Dataset records
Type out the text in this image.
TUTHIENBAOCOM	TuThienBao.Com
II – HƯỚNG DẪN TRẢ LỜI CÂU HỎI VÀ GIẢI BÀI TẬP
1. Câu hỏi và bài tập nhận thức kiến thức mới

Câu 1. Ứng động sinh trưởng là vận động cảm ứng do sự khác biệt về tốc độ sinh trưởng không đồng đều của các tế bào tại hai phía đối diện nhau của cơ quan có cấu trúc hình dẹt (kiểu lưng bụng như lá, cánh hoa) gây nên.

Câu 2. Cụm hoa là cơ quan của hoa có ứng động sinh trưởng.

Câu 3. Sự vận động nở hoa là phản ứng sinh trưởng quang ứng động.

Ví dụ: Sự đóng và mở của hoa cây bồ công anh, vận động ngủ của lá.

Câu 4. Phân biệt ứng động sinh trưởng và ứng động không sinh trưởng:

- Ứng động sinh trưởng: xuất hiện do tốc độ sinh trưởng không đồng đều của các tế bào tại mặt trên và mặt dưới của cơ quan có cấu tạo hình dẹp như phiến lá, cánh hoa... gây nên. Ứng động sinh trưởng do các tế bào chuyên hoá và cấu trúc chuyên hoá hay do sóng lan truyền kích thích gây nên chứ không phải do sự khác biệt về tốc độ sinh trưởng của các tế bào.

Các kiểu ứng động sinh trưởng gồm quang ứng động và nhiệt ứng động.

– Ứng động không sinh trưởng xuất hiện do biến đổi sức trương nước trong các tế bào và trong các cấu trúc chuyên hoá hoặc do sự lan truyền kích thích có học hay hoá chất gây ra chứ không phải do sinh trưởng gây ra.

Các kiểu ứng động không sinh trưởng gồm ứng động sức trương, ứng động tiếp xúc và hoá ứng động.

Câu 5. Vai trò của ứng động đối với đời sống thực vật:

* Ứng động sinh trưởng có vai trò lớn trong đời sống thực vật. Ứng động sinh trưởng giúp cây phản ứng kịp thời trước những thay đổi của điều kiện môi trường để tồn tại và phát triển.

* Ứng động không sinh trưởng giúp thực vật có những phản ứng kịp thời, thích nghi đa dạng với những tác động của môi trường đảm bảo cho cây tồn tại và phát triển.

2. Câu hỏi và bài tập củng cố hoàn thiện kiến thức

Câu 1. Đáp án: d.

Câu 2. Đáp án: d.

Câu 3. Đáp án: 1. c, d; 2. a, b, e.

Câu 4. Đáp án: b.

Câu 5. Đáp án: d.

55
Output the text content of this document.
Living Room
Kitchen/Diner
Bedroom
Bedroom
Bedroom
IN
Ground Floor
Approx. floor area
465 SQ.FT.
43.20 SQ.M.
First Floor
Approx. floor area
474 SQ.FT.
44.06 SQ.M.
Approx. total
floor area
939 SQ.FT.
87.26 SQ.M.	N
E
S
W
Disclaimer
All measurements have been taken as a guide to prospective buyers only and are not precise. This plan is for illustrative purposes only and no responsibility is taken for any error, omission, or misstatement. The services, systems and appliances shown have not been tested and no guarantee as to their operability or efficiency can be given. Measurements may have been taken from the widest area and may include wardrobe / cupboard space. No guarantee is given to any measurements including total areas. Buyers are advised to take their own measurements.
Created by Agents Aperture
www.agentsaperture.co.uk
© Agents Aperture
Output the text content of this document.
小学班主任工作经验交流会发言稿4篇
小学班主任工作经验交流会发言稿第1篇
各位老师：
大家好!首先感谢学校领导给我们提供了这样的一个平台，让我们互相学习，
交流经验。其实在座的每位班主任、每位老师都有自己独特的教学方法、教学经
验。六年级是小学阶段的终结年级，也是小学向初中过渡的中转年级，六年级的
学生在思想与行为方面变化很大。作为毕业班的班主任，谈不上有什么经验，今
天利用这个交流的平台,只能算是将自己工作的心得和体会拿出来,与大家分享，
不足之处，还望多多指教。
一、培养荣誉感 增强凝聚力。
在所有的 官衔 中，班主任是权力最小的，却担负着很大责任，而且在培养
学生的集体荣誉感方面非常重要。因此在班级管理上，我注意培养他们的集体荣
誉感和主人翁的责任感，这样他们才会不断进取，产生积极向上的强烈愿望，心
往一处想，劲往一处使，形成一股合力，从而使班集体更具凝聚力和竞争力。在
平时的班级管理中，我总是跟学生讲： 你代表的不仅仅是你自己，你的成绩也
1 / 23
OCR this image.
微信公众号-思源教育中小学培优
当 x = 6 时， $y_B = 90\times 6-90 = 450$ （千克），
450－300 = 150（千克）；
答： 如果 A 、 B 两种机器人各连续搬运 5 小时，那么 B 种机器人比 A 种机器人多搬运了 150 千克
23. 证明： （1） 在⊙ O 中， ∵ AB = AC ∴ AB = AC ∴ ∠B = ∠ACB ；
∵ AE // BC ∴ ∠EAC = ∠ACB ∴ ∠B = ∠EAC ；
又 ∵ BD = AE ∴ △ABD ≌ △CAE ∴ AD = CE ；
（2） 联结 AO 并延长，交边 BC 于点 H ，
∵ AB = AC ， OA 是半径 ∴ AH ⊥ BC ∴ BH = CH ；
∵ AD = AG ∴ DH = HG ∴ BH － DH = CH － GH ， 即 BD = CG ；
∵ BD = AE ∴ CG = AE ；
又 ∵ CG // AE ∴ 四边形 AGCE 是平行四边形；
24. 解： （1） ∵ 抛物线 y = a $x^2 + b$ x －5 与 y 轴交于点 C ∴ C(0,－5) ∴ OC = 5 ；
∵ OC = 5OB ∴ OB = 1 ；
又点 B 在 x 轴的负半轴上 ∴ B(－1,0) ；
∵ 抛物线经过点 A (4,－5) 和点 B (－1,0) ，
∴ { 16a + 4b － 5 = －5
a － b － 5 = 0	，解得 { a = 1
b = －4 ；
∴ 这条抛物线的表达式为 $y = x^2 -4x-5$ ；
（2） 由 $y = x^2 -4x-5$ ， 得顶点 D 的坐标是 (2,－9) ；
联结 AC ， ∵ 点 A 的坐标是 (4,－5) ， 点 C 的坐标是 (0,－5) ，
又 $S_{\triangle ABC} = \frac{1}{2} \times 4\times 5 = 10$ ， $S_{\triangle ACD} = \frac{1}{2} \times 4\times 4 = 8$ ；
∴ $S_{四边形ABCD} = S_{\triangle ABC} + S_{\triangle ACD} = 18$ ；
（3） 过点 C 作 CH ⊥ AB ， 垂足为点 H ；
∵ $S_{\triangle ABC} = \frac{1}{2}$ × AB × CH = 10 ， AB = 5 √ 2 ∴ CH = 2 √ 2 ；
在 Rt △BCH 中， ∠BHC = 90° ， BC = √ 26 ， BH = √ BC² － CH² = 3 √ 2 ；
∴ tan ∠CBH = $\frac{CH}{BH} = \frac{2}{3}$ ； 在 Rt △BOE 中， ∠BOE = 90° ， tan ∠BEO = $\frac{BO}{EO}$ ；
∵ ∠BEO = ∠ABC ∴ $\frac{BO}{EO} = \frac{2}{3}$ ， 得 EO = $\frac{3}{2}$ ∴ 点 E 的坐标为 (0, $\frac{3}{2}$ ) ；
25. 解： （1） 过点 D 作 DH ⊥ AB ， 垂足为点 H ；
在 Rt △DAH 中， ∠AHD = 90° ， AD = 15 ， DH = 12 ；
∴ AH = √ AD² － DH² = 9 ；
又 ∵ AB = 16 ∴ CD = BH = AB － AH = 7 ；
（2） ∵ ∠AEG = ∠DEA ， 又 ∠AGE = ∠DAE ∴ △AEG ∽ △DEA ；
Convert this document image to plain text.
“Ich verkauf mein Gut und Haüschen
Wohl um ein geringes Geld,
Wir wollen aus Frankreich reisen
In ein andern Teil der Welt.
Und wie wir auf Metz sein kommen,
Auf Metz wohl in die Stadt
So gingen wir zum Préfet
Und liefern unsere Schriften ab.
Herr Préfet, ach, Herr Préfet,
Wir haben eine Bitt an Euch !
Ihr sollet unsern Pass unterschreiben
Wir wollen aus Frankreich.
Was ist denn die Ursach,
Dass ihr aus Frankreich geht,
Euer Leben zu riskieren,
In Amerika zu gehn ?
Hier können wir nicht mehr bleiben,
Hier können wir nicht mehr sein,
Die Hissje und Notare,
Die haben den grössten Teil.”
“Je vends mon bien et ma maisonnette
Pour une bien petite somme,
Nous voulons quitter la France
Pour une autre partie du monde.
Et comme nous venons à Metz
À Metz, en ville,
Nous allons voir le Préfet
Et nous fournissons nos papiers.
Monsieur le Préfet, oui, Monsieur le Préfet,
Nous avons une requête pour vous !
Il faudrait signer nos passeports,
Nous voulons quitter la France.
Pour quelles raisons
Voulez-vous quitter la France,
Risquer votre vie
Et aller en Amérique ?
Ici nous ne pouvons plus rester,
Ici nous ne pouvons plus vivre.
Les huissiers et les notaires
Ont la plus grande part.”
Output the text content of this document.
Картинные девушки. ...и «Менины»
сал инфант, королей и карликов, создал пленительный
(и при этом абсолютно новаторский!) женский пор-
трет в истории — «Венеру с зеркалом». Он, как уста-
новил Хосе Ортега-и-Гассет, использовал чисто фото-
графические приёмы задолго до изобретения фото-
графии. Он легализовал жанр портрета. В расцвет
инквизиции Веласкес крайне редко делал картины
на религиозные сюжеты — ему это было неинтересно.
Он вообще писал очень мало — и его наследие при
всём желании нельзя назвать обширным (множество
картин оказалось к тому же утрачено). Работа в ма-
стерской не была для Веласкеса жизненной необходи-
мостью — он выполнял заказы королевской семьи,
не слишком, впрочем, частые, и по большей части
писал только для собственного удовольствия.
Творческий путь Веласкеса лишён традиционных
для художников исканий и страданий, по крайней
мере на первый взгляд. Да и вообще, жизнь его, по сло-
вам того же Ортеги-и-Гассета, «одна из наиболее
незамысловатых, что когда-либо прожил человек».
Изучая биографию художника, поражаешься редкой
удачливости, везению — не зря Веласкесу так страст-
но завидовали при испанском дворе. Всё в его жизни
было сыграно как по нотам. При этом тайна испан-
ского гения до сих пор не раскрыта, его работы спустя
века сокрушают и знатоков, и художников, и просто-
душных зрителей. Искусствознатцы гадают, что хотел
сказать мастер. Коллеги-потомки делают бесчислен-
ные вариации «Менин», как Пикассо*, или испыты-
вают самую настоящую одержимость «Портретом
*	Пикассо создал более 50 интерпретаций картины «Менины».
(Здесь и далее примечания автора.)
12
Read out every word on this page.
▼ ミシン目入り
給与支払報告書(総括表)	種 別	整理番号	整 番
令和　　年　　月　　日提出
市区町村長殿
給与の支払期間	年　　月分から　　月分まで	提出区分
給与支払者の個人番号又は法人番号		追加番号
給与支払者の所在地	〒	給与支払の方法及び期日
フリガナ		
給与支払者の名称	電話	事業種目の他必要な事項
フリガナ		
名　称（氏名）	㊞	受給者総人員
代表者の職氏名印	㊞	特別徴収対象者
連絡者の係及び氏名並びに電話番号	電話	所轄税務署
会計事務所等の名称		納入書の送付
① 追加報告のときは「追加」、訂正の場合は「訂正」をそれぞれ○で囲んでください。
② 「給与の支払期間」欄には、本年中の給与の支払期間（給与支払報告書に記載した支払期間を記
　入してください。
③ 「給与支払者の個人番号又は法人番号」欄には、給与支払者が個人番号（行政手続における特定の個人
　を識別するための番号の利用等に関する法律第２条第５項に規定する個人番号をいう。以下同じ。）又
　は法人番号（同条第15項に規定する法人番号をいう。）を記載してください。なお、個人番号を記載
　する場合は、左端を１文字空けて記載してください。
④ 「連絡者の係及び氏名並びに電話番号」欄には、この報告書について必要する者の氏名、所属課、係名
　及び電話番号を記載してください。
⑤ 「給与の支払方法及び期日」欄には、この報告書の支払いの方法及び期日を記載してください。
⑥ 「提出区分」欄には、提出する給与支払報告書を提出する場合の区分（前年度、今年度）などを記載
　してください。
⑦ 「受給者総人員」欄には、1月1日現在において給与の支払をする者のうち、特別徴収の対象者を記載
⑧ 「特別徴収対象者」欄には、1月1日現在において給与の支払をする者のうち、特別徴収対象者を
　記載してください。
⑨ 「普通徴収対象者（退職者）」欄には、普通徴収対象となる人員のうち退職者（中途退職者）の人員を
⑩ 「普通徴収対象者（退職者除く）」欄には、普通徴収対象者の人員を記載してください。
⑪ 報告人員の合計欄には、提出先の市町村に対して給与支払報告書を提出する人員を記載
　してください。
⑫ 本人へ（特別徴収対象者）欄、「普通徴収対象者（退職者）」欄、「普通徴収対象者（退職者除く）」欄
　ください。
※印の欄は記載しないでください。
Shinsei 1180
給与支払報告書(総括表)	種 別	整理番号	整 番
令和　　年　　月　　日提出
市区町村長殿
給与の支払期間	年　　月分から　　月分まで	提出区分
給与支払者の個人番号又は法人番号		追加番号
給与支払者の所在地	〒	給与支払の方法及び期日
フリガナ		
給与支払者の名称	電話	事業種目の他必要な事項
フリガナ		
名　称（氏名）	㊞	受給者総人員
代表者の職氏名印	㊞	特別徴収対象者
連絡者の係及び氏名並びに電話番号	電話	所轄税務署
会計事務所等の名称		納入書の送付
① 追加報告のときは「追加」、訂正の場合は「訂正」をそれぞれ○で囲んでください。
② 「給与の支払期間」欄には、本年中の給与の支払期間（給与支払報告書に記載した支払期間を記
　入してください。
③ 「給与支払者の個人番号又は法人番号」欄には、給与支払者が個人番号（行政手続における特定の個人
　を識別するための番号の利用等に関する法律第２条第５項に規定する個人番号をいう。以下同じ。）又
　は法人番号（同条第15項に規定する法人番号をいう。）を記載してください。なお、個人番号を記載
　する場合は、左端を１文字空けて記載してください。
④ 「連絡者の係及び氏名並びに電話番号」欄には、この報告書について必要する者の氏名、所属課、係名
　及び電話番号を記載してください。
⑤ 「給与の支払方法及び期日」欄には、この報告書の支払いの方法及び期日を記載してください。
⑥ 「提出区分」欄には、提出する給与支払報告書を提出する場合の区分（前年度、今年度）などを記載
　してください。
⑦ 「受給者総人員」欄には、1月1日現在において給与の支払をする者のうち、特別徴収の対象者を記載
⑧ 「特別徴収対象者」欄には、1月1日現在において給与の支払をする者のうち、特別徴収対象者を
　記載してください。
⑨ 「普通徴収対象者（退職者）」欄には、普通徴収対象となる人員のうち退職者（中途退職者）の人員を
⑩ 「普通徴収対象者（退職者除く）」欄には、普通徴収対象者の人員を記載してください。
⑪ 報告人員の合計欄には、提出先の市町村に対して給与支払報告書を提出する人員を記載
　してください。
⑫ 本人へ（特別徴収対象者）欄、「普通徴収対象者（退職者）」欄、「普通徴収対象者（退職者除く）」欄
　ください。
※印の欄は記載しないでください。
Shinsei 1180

» **Given instruction**: Locate the lines above that contain "mehr" and copy them.

» **Written answer**:
Hier können wir nicht mehr bleiben,
Hier können wir nicht mehr sein,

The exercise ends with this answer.